▶ **Goal**
Locate the string "level" throughout the material and copy every line in which it occurs.

▶ **Records shown**
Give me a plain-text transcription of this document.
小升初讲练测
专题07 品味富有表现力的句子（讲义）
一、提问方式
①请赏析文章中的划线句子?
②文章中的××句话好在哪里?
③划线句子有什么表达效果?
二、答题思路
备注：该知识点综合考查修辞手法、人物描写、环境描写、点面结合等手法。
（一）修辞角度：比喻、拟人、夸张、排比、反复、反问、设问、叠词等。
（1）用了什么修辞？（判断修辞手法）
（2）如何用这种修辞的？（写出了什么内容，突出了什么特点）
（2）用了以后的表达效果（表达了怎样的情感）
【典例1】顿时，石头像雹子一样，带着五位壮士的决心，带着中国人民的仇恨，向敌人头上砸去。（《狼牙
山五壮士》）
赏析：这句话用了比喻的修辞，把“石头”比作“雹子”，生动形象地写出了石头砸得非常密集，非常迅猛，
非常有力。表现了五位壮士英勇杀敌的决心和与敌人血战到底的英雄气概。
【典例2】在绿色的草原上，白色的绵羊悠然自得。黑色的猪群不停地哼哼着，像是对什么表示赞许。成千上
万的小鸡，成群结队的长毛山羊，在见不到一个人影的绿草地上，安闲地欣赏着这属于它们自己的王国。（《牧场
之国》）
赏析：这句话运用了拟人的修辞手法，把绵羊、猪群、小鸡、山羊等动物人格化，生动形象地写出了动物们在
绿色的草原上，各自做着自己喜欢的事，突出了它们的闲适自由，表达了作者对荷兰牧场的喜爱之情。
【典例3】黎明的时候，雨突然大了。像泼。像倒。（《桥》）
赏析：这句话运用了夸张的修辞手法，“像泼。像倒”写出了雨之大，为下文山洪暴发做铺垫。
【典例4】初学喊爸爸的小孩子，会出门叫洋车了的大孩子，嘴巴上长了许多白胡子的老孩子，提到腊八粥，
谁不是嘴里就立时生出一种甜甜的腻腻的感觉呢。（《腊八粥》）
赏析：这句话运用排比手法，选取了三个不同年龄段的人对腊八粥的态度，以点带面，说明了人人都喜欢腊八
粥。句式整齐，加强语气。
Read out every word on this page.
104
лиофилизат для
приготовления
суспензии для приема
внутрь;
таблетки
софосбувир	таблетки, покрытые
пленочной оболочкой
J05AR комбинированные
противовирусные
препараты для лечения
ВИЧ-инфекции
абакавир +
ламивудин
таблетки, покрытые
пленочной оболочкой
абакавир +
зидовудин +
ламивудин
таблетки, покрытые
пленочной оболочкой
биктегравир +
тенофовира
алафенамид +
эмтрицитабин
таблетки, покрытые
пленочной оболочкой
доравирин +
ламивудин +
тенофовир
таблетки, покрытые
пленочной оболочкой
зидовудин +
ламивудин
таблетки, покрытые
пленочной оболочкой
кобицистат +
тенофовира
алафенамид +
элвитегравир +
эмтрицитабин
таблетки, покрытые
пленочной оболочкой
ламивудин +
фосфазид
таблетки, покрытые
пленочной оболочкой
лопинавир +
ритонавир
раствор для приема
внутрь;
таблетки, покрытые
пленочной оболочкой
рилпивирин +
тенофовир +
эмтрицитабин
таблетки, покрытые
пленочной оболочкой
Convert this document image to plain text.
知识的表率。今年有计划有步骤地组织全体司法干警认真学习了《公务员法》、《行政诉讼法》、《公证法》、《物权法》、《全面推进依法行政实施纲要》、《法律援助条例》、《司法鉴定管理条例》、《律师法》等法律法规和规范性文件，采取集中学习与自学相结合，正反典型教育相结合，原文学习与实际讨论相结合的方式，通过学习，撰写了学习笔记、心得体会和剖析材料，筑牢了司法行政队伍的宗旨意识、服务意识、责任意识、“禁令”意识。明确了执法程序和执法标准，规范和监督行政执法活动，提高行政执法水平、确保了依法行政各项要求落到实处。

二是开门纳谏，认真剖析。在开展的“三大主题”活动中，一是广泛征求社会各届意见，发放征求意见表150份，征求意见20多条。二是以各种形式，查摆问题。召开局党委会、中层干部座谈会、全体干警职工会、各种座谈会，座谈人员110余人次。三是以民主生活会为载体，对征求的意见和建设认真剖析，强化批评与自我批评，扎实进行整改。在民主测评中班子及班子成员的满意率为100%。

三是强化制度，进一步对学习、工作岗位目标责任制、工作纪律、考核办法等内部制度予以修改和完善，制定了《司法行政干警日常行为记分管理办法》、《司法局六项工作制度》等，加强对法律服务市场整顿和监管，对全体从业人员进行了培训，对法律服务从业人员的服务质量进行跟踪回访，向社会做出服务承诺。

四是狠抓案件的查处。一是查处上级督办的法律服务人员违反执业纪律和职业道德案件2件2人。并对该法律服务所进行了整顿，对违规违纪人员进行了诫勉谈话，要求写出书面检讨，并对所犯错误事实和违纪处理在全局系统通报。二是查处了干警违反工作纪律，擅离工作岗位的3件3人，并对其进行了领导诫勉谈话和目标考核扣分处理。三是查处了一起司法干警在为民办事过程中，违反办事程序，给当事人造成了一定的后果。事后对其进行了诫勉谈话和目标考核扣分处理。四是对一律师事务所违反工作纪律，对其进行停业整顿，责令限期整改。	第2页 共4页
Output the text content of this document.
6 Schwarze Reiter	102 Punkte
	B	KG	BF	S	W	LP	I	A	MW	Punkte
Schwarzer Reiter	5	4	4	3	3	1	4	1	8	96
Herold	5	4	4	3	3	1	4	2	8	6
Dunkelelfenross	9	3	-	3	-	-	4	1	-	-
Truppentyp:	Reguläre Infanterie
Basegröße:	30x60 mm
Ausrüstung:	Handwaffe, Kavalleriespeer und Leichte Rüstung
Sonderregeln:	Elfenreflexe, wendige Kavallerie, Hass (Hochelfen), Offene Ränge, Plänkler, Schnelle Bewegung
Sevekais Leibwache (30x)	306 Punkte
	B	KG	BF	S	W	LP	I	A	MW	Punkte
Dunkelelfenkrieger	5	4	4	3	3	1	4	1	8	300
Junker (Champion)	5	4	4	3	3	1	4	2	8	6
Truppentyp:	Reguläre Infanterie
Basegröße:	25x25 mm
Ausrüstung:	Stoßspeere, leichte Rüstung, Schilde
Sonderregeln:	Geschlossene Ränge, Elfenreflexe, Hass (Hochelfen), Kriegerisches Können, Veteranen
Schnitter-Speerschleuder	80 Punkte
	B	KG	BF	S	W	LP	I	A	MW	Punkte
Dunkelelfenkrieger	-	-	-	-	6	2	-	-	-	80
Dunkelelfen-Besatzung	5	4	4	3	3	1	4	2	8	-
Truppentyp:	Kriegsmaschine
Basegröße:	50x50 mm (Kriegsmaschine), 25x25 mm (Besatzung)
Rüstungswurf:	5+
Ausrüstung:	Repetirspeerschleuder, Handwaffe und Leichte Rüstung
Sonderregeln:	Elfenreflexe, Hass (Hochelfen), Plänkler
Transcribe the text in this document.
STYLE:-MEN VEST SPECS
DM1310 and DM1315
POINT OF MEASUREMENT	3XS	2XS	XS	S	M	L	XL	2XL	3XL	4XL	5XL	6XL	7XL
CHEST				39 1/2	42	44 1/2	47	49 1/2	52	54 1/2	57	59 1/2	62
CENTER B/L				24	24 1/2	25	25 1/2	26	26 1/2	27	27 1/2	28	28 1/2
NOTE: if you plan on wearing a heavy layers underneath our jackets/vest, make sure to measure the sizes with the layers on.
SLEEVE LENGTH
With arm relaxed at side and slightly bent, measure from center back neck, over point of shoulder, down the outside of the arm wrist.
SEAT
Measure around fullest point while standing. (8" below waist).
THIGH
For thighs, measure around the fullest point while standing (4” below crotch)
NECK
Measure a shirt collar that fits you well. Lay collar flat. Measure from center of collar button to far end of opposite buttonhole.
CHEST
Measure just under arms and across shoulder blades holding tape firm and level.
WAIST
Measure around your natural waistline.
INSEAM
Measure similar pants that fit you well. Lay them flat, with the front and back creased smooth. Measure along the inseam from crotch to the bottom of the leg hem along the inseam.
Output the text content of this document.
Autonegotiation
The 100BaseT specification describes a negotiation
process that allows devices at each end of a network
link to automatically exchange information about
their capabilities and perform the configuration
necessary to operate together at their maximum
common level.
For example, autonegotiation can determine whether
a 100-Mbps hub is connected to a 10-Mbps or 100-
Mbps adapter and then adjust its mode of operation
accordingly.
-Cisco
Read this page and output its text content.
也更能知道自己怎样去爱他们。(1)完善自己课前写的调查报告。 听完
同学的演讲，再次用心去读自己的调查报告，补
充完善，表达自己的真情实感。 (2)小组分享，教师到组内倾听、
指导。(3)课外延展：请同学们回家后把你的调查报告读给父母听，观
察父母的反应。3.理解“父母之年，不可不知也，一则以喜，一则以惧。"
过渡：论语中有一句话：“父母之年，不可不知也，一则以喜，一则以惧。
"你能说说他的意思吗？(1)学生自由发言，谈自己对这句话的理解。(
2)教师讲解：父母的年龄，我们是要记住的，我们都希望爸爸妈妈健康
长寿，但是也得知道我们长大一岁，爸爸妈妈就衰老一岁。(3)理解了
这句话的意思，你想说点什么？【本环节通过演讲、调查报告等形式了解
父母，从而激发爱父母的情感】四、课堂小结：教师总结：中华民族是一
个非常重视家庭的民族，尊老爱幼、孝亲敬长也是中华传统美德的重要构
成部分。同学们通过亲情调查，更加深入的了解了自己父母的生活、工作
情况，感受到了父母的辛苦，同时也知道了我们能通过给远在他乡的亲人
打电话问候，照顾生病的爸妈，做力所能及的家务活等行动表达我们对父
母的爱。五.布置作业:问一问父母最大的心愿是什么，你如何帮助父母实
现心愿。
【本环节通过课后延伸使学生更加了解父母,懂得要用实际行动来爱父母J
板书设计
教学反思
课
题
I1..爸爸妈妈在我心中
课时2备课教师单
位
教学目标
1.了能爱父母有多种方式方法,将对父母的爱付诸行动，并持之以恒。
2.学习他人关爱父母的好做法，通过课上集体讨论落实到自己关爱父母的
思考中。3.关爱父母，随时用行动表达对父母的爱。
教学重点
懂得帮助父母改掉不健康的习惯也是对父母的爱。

▶ **Full output**
Measure just under arms and across shoulder blades holding tape firm and level.
common level.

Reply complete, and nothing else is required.